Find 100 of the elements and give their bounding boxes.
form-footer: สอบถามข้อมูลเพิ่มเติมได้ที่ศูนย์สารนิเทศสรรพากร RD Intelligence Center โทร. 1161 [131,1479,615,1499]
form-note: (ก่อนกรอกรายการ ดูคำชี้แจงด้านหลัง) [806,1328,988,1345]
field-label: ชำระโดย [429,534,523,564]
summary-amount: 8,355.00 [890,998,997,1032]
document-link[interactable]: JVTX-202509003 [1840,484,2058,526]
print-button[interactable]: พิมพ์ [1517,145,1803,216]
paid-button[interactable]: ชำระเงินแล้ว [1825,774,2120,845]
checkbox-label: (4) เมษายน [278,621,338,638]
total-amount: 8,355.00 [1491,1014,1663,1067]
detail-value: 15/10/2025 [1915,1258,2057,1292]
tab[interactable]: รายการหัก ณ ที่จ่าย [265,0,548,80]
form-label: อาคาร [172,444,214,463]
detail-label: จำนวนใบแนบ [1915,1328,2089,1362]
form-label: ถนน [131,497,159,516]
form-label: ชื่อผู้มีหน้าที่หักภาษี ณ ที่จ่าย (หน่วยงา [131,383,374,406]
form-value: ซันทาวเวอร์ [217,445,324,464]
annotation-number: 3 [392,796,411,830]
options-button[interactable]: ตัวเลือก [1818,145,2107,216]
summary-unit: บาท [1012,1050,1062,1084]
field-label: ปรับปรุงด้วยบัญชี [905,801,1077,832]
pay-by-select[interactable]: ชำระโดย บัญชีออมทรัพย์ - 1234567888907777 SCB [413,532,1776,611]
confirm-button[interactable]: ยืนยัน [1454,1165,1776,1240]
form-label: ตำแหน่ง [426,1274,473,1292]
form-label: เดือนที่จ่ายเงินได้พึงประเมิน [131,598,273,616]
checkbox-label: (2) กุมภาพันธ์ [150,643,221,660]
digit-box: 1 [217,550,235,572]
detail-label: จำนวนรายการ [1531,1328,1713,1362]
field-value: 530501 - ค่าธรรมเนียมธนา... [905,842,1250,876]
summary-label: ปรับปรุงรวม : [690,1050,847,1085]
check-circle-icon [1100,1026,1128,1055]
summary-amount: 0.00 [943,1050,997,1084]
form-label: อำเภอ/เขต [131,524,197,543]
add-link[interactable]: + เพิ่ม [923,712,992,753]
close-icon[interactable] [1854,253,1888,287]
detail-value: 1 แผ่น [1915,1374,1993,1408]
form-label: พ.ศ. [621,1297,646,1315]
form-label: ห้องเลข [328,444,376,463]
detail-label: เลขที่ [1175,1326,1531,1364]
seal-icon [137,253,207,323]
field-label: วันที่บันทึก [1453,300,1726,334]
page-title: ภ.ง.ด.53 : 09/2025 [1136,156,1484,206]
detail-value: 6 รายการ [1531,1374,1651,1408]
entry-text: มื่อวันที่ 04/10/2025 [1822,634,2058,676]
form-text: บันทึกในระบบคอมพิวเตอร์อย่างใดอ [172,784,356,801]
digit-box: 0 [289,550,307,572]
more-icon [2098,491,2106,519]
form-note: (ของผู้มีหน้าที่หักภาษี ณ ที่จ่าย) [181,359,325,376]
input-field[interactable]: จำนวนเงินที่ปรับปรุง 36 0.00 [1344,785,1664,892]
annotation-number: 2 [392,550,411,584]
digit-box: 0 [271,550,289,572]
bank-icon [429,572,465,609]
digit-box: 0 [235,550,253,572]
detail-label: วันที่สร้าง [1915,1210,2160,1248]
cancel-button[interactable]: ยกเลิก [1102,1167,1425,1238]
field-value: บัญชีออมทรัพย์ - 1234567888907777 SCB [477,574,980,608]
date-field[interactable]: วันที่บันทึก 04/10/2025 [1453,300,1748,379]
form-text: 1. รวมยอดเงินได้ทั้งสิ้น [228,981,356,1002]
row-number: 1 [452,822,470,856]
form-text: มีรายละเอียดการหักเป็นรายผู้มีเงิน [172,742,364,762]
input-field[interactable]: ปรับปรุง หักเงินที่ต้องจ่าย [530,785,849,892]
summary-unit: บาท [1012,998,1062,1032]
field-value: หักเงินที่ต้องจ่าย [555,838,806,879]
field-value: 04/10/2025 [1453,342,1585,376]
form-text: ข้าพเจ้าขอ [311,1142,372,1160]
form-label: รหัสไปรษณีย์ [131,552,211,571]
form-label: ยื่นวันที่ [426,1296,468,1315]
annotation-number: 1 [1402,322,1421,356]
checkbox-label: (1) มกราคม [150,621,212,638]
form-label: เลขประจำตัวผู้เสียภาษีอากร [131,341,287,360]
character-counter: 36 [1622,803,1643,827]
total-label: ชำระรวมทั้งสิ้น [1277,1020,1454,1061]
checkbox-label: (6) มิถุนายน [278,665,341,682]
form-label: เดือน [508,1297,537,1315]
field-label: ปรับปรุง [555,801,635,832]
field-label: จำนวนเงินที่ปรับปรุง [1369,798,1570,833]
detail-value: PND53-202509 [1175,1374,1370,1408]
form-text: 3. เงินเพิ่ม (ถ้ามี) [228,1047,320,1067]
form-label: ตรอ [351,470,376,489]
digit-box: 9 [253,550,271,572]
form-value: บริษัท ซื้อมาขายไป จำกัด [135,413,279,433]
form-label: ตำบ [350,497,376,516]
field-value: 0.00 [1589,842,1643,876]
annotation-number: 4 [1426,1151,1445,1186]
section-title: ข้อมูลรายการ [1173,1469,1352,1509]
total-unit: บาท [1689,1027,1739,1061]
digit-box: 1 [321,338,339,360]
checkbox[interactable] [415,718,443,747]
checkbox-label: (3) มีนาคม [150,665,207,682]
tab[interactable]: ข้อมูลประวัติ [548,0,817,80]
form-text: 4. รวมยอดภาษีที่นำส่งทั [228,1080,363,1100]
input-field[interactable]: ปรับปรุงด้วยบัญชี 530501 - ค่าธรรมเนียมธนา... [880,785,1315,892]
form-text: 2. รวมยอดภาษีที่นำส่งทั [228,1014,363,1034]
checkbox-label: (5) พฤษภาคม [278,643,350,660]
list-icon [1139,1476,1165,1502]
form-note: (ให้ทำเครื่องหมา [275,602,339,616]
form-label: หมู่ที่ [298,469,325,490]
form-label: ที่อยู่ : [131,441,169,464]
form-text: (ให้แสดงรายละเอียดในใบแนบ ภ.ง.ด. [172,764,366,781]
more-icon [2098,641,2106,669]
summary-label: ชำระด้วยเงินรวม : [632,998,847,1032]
━━━━━━━━
Problem statement:
Starting at the beginning of the records and ending at the line that contains "form-label: ถนน [131,497,159,516]", convert those lines into a Markdown table with the columns Row and Entry. Give each row a number and omit blank lines.

Completed exercise:
| Row | Entry |
|---|---|
| 1 | Find 100 of the elements and give their bounding boxes. |
| 2 | form-footer: สอบถามข้อมูลเพิ่มเติมได้ที่ศูนย์สารนิเทศสรรพากร RD Intelligence Center โทร. 1161 [131,1479,615,1499] |
| 3 | form-note: (ก่อนกรอกรายการ ดูคำชี้แจงด้านหลัง) [806,1328,988,1345] |
| 4 | field-label: ชำระโดย [429,534,523,564] |
| 5 | summary-amount: 8,355.00 [890,998,997,1032] |
| 6 | document-link[interactable]: JVTX-202509003 [1840,484,2058,526] |
| 7 | print-button[interactable]: พิมพ์ [1517,145,1803,216] |
| 8 | paid-button[interactable]: ชำระเงินแล้ว [1825,774,2120,845] |
| 9 | checkbox-label: (4) เมษายน [278,621,338,638] |
| 10 | total-amount: 8,355.00 [1491,1014,1663,1067] |
| 11 | detail-value: 15/10/2025 [1915,1258,2057,1292] |
| 12 | tab[interactable]: รายการหัก ณ ที่จ่าย [265,0,548,80] |
| 13 | form-label: อาคาร [172,444,214,463] |
| 14 | detail-label: จำนวนใบแนบ [1915,1328,2089,1362] |
| 15 | form-label: ถนน [131,497,159,516] |